** Begin RECORD EXTRACTS **
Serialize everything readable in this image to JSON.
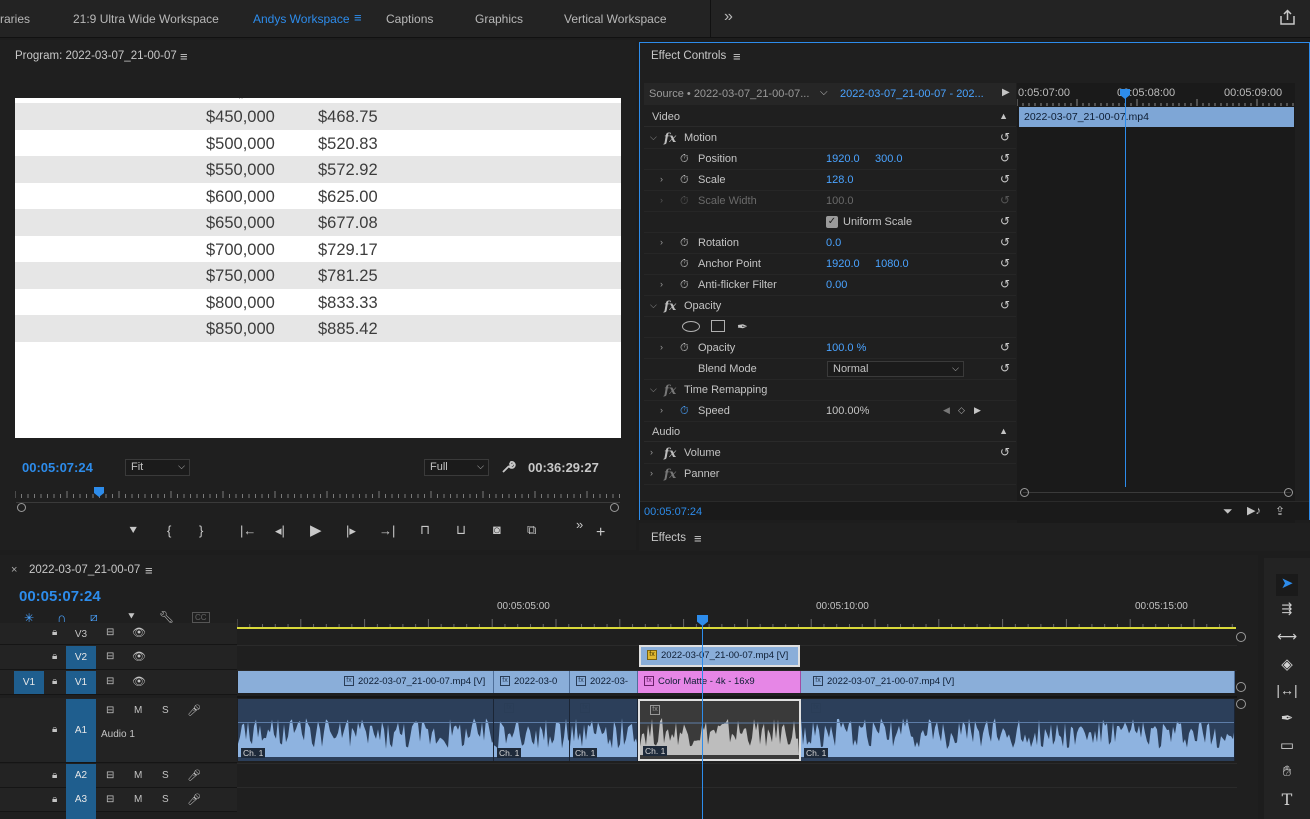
{
  "workspaces": {
    "tabs": [
      "raries",
      "21:9 Ultra Wide Workspace",
      "Andys Workspace",
      "Captions",
      "Graphics",
      "Vertical Workspace"
    ],
    "active_index": 2,
    "overflow": "»"
  },
  "program": {
    "title": "Program: 2022-03-07_21-00-07",
    "rows": [
      {
        "a": "$450,000",
        "b": "$468.75"
      },
      {
        "a": "$500,000",
        "b": "$520.83"
      },
      {
        "a": "$550,000",
        "b": "$572.92"
      },
      {
        "a": "$600,000",
        "b": "$625.00"
      },
      {
        "a": "$650,000",
        "b": "$677.08"
      },
      {
        "a": "$700,000",
        "b": "$729.17"
      },
      {
        "a": "$750,000",
        "b": "$781.25"
      },
      {
        "a": "$800,000",
        "b": "$833.33"
      },
      {
        "a": "$850,000",
        "b": "$885.42"
      }
    ],
    "timecode": "00:05:07:24",
    "fit": "Fit",
    "quality": "Full",
    "duration": "00:36:29:27"
  },
  "effect_controls": {
    "title": "Effect Controls",
    "source": "Source • 2022-03-07_21-00-07...",
    "sequence": "2022-03-07_21-00-07 - 202...",
    "ruler": [
      "0:05:07:00",
      "00:05:08:00",
      "00:05:09:00"
    ],
    "clip_name": "2022-03-07_21-00-07.mp4",
    "video_label": "Video",
    "motion": "Motion",
    "position_label": "Position",
    "position_x": "1920.0",
    "position_y": "300.0",
    "scale_label": "Scale",
    "scale_value": "128.0",
    "scale_width_label": "Scale Width",
    "scale_width_value": "100.0",
    "uniform_scale": "Uniform Scale",
    "rotation_label": "Rotation",
    "rotation_value": "0.0",
    "anchor_label": "Anchor Point",
    "anchor_x": "1920.0",
    "anchor_y": "1080.0",
    "antiflicker_label": "Anti-flicker Filter",
    "antiflicker_value": "0.00",
    "opacity_section": "Opacity",
    "opacity_label": "Opacity",
    "opacity_value": "100.0 %",
    "blend_label": "Blend Mode",
    "blend_value": "Normal",
    "time_remap": "Time Remapping",
    "speed_label": "Speed",
    "speed_value": "100.00%",
    "audio_label": "Audio",
    "volume": "Volume",
    "panner": "Panner",
    "timecode": "00:05:07:24"
  },
  "effects_panel": {
    "title": "Effects"
  },
  "timeline": {
    "sequence": "2022-03-07_21-00-07",
    "timecode": "00:05:07:24",
    "ruler": [
      "00:05:05:00",
      "00:05:10:00",
      "00:05:15:00"
    ],
    "tracks": {
      "v3": "V3",
      "v2": "V2",
      "v1": "V1",
      "src_v1": "V1",
      "a1": "A1",
      "a1_name": "Audio 1",
      "a2": "A2",
      "a3": "A3"
    },
    "clips": {
      "v2": "2022-03-07_21-00-07.mp4 [V]",
      "v1a": "2022-03-07_21-00-07.mp4 [V]",
      "v1b": "2022-03-0",
      "v1c": "2022-03-",
      "matte": "Color Matte - 4k - 16x9",
      "v1d": "2022-03-07_21-00-07.mp4 [V]",
      "ch": "Ch. 1"
    },
    "msm": {
      "m": "M",
      "s": "S"
    }
  },
  "colors": {
    "accent": "#2d8ceb",
    "clip": "#8aaed9",
    "matte": "#e686e6",
    "audio": "#2c3f5a"
  }
}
** End RECORD EXTRACTS **
Write the listing above out again exactly, dropping each image.

Serialize everything readable in this image to JSON.
{
  "workspaces": {
    "tabs": [
      "raries",
      "21:9 Ultra Wide Workspace",
      "Andys Workspace",
      "Captions",
      "Graphics",
      "Vertical Workspace"
    ],
    "active_index": 2,
    "overflow": "»"
  },
  "program": {
    "title": "Program: 2022-03-07_21-00-07",
    "rows": [
      {
        "a": "$450,000",
        "b": "$468.75"
      },
      {
        "a": "$500,000",
        "b": "$520.83"
      },
      {
        "a": "$550,000",
        "b": "$572.92"
      },
      {
        "a": "$600,000",
        "b": "$625.00"
      },
      {
        "a": "$650,000",
        "b": "$677.08"
      },
      {
        "a": "$700,000",
        "b": "$729.17"
      },
      {
        "a": "$750,000",
        "b": "$781.25"
      },
      {
        "a": "$800,000",
        "b": "$833.33"
      },
      {
        "a": "$850,000",
        "b": "$885.42"
      }
    ],
    "timecode": "00:05:07:24",
    "fit": "Fit",
    "quality": "Full",
    "duration": "00:36:29:27"
  },
  "effect_controls": {
    "title": "Effect Controls",
    "source": "Source • 2022-03-07_21-00-07...",
    "sequence": "2022-03-07_21-00-07 - 202...",
    "ruler": [
      "0:05:07:00",
      "00:05:08:00",
      "00:05:09:00"
    ],
    "clip_name": "2022-03-07_21-00-07.mp4",
    "video_label": "Video",
    "motion": "Motion",
    "position_label": "Position",
    "position_x": "1920.0",
    "position_y": "300.0",
    "scale_label": "Scale",
    "scale_value": "128.0",
    "scale_width_label": "Scale Width",
    "scale_width_value": "100.0",
    "uniform_scale": "Uniform Scale",
    "rotation_label": "Rotation",
    "rotation_value": "0.0",
    "anchor_label": "Anchor Point",
    "anchor_x": "1920.0",
    "anchor_y": "1080.0",
    "antiflicker_label": "Anti-flicker Filter",
    "antiflicker_value": "0.00",
    "opacity_section": "Opacity",
    "opacity_label": "Opacity",
    "opacity_value": "100.0 %",
    "blend_label": "Blend Mode",
    "blend_value": "Normal",
    "time_remap": "Time Remapping",
    "speed_label": "Speed",
    "speed_value": "100.00%",
    "audio_label": "Audio",
    "volume": "Volume",
    "panner": "Panner",
    "timecode": "00:05:07:24"
  },
  "effects_panel": {
    "title": "Effects"
  },
  "timeline": {
    "sequence": "2022-03-07_21-00-07",
    "timecode": "00:05:07:24",
    "ruler": [
      "00:05:05:00",
      "00:05:10:00",
      "00:05:15:00"
    ],
    "tracks": {
      "v3": "V3",
      "v2": "V2",
      "v1": "V1",
      "src_v1": "V1",
      "a1": "A1",
      "a1_name": "Audio 1",
      "a2": "A2",
      "a3": "A3"
    },
    "clips": {
      "v2": "2022-03-07_21-00-07.mp4 [V]",
      "v1a": "2022-03-07_21-00-07.mp4 [V]",
      "v1b": "2022-03-0",
      "v1c": "2022-03-",
      "matte": "Color Matte - 4k - 16x9",
      "v1d": "2022-03-07_21-00-07.mp4 [V]",
      "ch": "Ch. 1"
    },
    "msm": {
      "m": "M",
      "s": "S"
    }
  },
  "colors": {
    "accent": "#2d8ceb",
    "clip": "#8aaed9",
    "matte": "#e686e6",
    "audio": "#2c3f5a"
  }
}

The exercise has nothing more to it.